-- Start --
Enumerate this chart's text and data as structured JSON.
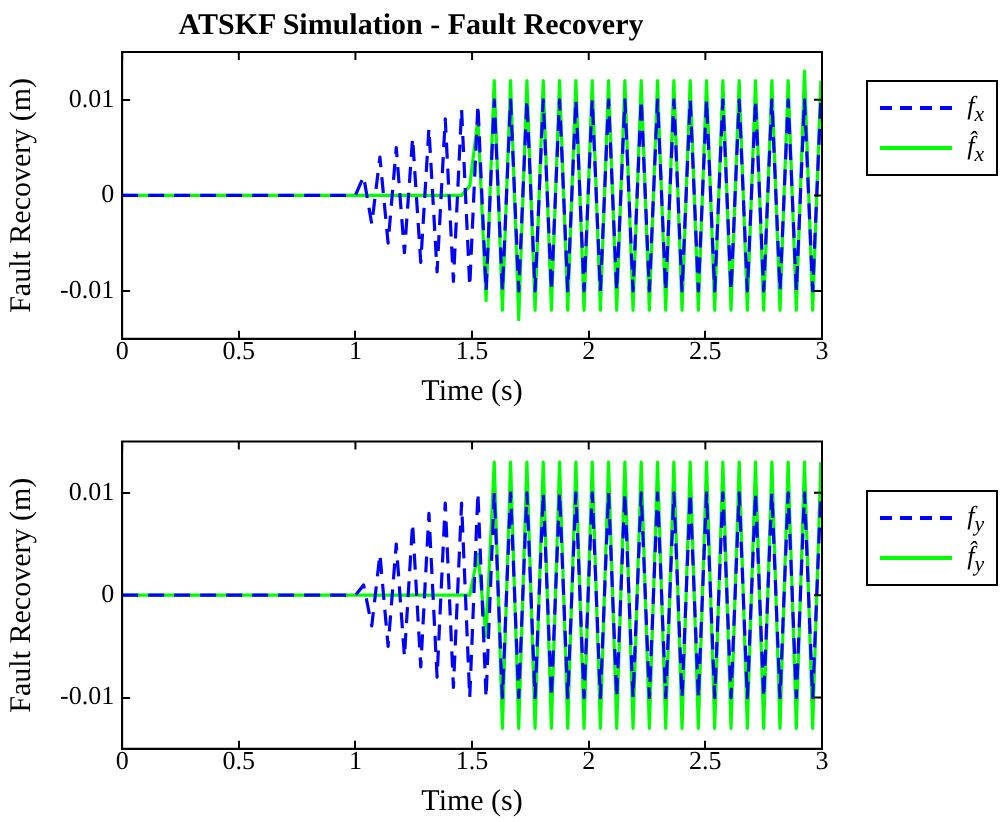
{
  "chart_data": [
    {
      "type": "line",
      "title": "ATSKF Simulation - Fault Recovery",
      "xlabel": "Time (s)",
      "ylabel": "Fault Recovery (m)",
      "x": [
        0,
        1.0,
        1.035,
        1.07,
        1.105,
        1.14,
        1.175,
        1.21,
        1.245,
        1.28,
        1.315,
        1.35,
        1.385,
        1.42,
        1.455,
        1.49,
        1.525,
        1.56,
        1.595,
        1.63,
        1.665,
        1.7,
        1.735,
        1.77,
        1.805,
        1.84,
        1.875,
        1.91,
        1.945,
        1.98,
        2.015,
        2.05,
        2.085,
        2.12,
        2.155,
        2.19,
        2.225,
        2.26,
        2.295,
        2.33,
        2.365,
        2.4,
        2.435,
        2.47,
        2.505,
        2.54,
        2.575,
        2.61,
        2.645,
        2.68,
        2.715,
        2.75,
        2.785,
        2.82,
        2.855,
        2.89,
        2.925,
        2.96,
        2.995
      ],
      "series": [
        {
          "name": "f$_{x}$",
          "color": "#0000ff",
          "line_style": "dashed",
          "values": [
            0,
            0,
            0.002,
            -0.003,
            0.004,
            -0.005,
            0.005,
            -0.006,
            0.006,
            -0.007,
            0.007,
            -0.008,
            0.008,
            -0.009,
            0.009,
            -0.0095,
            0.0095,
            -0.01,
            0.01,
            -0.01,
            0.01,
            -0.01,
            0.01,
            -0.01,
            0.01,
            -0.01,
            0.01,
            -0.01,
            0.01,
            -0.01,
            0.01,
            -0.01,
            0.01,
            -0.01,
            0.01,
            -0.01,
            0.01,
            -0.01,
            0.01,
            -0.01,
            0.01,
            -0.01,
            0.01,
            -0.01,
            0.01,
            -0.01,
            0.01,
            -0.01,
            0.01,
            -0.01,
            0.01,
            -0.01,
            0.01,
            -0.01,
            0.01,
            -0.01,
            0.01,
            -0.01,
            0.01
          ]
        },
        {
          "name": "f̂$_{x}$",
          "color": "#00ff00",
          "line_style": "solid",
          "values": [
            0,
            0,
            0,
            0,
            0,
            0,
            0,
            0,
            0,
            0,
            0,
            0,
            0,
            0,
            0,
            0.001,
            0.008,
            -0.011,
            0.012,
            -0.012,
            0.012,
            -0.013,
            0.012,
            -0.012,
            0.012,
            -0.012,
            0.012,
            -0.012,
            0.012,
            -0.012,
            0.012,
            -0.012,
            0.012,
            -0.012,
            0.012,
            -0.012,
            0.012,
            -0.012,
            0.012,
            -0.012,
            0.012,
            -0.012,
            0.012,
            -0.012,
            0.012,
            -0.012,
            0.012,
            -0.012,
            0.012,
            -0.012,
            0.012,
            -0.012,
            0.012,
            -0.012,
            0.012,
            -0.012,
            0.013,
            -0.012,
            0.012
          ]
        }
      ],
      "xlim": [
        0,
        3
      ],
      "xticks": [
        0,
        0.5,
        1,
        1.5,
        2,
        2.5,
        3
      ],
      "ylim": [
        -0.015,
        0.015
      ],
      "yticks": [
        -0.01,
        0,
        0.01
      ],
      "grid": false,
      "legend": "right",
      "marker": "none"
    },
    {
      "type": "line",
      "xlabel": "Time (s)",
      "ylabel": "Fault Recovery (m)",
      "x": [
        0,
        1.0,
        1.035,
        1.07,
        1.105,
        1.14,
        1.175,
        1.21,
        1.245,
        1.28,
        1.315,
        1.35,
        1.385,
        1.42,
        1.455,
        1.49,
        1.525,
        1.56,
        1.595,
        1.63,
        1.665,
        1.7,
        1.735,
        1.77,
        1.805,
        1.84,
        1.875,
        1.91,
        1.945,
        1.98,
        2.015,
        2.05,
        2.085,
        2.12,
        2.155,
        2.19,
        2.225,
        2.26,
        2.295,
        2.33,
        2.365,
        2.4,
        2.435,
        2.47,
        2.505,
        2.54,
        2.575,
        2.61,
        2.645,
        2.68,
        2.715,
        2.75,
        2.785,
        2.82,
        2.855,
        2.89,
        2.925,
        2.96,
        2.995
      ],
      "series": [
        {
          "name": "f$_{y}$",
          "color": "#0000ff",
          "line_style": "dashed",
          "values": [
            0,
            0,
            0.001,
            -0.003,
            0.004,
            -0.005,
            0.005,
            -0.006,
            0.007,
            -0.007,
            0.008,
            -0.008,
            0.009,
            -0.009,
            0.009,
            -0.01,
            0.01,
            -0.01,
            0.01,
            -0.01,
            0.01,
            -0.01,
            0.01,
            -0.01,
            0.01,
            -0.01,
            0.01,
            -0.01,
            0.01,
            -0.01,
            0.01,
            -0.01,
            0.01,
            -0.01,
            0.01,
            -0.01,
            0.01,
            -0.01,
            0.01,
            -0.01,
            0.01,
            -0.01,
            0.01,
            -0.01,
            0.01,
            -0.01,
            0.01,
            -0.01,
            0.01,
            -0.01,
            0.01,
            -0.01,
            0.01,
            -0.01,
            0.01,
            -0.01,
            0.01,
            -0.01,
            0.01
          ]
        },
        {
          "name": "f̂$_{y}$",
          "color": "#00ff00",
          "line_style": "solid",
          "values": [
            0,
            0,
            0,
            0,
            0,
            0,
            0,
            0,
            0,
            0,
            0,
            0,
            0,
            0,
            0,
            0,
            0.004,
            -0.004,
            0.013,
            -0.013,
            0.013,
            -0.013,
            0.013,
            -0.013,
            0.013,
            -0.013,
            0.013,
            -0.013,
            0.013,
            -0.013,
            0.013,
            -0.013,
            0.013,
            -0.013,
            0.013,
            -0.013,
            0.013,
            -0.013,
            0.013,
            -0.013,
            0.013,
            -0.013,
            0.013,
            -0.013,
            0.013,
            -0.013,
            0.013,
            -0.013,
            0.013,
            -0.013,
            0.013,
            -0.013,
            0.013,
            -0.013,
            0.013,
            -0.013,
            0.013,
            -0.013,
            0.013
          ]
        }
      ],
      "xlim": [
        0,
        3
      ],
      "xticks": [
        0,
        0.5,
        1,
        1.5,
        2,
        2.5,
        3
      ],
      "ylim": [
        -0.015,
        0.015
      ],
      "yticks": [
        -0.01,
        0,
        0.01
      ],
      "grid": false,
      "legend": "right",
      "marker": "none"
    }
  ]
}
-- End --
-- Start --
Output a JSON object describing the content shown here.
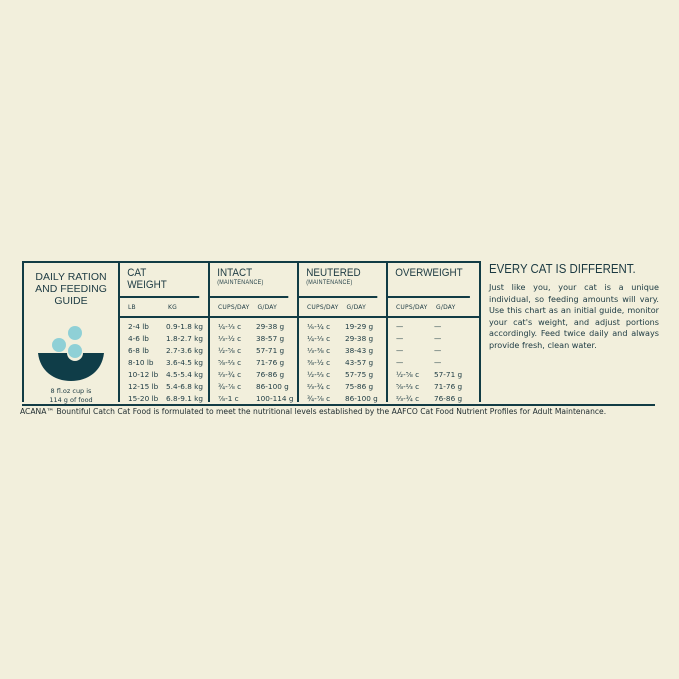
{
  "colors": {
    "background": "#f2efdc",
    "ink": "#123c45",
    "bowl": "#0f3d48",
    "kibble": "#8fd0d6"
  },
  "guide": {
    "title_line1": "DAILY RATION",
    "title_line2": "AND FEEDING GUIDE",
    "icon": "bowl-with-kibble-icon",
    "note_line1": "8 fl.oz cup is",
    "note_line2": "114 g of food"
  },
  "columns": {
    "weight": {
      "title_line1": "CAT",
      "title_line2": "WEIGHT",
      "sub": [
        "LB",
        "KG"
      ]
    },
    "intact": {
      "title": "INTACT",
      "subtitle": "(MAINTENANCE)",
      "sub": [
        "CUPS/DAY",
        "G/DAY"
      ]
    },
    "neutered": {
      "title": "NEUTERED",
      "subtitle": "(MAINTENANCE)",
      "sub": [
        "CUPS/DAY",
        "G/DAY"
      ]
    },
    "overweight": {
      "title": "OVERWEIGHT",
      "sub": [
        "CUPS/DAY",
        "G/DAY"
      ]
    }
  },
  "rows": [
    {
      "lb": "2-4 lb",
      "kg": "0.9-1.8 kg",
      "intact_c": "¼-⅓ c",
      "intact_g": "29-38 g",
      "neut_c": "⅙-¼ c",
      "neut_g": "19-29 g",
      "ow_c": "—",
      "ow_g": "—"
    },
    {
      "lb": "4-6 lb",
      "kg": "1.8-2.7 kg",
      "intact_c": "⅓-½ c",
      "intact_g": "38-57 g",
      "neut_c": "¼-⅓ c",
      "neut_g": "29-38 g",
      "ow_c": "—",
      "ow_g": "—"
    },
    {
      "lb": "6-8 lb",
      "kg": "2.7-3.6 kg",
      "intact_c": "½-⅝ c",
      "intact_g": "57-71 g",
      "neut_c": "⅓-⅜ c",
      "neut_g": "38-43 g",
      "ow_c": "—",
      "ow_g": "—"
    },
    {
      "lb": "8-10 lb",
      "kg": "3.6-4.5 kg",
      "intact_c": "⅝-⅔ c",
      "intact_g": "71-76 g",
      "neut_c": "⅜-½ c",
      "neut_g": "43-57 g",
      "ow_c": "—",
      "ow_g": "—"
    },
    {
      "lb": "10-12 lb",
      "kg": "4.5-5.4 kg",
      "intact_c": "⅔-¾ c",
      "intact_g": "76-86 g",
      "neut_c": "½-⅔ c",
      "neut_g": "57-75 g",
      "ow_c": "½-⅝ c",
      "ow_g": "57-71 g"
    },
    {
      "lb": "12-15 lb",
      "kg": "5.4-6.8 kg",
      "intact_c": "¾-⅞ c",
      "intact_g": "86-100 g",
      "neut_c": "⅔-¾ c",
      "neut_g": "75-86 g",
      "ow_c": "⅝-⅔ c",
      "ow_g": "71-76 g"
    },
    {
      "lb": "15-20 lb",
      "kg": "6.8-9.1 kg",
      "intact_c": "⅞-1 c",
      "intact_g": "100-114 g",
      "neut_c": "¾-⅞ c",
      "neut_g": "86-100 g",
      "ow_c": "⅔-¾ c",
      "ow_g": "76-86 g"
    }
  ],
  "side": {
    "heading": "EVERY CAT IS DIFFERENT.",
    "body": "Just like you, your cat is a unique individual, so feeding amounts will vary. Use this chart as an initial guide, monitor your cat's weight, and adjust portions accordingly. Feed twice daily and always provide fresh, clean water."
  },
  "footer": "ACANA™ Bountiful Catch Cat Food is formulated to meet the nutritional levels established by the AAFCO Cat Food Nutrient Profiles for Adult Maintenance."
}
-- End --
## [GIVEN REQUEST]
Which lines hold the string "JSON"? Copy all of them from the data above.

## [EXERCISE SOLUTION]
Enumerate this chart's text and data as structured JSON.
Output a JSON object describing the content shown here.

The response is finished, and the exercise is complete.